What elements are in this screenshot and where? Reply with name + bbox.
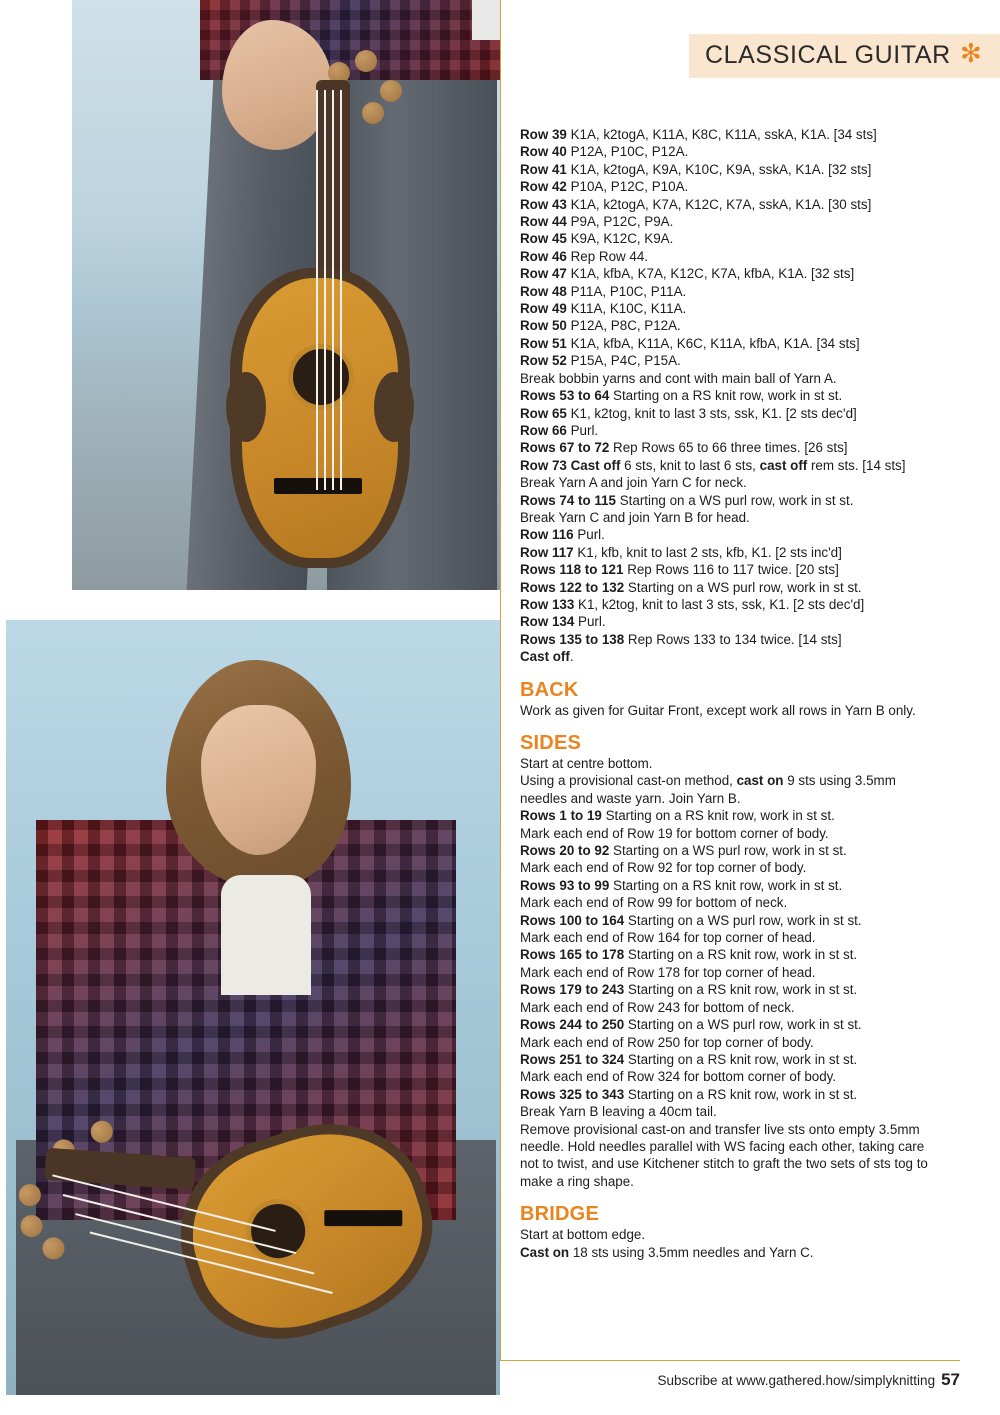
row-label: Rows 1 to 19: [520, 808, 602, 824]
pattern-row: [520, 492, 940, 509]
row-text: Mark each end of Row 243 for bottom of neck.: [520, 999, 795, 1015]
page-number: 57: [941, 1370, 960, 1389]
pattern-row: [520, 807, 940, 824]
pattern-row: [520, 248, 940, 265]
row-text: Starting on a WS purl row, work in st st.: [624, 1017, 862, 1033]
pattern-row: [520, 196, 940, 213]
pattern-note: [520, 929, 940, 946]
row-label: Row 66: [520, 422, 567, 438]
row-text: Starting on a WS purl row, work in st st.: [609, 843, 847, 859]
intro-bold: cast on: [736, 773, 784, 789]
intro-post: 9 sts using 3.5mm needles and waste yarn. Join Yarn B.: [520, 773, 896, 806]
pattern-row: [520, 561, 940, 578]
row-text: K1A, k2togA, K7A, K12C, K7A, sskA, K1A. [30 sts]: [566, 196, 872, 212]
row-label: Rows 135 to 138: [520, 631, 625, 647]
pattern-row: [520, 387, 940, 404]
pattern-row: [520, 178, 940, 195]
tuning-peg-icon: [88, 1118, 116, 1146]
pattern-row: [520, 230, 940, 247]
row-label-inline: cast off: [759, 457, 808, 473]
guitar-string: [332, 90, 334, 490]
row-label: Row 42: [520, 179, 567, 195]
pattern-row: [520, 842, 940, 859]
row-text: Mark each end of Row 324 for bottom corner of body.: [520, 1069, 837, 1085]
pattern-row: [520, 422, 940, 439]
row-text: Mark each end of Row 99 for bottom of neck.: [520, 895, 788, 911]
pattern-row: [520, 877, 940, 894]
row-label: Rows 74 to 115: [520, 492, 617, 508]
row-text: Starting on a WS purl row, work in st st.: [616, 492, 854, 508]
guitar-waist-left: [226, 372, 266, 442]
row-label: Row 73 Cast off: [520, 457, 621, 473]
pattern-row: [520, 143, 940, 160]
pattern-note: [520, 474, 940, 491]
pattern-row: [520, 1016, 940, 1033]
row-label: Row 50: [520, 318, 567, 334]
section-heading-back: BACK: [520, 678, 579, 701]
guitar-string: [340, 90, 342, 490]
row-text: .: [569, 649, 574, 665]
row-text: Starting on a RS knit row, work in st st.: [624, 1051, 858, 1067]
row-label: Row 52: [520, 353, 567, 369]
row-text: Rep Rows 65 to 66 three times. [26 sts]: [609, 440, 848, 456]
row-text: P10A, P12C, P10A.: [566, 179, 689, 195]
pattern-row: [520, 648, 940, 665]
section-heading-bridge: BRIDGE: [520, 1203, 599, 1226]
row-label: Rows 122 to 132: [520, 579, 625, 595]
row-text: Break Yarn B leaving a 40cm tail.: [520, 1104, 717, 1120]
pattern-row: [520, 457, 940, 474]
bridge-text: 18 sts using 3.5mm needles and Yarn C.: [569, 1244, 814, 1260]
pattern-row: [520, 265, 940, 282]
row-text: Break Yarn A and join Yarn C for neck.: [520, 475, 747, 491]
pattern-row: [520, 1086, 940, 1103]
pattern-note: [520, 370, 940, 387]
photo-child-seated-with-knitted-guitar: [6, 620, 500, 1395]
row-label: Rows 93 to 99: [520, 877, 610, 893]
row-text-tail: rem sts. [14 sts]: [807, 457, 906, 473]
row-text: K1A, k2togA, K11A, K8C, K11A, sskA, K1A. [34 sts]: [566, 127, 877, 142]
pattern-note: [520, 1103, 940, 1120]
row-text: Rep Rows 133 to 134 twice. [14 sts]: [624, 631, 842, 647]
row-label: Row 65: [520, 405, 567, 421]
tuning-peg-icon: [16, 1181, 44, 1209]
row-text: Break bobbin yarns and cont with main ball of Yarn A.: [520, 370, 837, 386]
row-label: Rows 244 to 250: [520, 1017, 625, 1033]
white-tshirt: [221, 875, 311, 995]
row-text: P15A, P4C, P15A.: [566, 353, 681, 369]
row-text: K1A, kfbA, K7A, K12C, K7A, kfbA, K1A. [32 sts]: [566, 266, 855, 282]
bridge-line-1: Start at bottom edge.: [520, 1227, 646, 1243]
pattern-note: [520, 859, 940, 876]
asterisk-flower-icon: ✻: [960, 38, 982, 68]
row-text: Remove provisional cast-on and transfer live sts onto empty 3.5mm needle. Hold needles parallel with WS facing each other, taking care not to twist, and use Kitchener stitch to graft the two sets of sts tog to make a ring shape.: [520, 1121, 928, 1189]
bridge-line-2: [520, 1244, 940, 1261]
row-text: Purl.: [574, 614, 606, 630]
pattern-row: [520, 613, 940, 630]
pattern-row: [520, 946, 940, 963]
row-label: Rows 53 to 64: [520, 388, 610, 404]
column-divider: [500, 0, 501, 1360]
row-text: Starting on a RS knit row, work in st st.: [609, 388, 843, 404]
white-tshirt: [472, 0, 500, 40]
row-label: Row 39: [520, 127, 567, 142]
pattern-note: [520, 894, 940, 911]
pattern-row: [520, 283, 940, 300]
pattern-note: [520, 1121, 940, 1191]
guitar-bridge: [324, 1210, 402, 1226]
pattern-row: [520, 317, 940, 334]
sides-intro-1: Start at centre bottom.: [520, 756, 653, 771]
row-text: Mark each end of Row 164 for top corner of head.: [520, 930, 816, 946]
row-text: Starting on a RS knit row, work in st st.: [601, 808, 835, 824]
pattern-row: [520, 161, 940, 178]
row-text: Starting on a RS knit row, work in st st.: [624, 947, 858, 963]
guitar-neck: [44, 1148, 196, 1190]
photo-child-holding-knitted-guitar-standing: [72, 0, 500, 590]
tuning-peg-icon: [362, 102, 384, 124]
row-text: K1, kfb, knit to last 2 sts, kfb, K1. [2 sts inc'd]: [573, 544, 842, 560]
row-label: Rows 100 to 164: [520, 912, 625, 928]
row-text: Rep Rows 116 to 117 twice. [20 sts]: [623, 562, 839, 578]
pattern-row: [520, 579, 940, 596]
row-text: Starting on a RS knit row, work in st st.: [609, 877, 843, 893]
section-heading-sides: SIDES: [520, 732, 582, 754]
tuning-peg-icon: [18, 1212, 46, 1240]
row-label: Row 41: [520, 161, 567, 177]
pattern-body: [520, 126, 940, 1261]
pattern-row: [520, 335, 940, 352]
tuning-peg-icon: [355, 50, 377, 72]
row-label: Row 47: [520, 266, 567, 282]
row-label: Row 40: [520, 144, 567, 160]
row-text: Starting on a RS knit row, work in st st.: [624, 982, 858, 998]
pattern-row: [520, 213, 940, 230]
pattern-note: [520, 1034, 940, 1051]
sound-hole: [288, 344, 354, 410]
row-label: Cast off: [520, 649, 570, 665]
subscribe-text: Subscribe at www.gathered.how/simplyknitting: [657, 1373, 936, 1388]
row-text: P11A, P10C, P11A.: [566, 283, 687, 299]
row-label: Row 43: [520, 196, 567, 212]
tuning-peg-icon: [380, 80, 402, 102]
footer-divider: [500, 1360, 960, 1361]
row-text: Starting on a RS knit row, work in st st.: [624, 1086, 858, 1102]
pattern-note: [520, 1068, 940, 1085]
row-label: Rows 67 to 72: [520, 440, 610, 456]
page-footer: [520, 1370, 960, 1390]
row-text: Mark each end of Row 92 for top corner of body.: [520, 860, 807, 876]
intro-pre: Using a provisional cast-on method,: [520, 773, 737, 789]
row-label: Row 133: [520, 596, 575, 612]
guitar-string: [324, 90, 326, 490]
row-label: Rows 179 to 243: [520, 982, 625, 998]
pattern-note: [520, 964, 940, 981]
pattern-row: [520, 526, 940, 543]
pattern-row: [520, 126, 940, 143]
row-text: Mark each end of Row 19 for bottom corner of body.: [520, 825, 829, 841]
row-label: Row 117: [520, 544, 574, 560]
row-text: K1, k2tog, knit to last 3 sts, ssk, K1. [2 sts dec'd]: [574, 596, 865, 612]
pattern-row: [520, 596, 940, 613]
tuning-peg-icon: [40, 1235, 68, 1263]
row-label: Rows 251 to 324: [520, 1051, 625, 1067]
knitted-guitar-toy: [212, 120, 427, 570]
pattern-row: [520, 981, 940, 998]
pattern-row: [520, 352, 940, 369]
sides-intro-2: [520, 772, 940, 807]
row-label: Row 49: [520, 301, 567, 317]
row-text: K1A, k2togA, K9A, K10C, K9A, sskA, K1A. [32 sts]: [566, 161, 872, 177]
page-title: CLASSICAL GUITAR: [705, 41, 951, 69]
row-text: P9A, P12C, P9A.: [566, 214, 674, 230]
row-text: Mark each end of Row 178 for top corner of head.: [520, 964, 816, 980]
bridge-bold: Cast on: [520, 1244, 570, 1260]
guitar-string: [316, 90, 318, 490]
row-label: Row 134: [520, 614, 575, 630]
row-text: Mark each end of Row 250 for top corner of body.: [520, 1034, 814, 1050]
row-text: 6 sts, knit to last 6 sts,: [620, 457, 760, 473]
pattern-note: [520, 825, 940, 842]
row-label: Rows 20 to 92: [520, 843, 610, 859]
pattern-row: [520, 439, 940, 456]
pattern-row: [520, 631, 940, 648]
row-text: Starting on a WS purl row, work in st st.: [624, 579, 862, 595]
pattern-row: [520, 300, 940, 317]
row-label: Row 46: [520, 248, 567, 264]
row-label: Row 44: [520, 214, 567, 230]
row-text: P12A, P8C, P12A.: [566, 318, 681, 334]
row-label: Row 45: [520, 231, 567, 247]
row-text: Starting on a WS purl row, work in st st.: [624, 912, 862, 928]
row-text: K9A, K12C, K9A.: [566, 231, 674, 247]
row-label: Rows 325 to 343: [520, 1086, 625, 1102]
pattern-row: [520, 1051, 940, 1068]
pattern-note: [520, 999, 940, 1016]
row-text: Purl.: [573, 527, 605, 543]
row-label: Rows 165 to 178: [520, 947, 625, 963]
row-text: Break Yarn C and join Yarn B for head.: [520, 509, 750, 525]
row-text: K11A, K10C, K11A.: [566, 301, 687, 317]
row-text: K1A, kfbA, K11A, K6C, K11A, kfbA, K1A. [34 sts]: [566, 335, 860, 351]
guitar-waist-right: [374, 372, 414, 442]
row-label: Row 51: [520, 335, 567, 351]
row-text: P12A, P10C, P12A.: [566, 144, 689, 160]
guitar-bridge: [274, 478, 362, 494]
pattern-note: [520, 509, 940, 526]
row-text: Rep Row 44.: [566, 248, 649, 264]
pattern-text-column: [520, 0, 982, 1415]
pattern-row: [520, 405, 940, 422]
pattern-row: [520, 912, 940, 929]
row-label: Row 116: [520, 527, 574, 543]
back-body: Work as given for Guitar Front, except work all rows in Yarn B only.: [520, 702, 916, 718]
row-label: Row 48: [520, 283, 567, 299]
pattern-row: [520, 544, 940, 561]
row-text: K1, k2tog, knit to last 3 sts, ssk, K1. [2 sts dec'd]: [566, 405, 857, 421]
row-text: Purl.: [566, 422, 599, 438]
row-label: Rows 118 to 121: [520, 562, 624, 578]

---------------

* **WORK TO COMPLETE**: Copy the entries from the line with "row-label: Rows 1 to 19: [520, 808, 602, 824]" to the line with "pattern-row: [520, 196, 940, 213]", keeping both of those lines.

* **ANSWER TO THE EXERCISE**:
row-label: Rows 1 to 19: [520, 808, 602, 824]
pattern-row: [520, 492, 940, 509]
row-text: Mark each end of Row 243 for bottom of neck.: [520, 999, 795, 1015]
page-number: 57: [941, 1370, 960, 1389]
pattern-row: [520, 807, 940, 824]
pattern-row: [520, 248, 940, 265]
row-text: Starting on a WS purl row, work in st st.: [624, 1017, 862, 1033]
pattern-row: [520, 196, 940, 213]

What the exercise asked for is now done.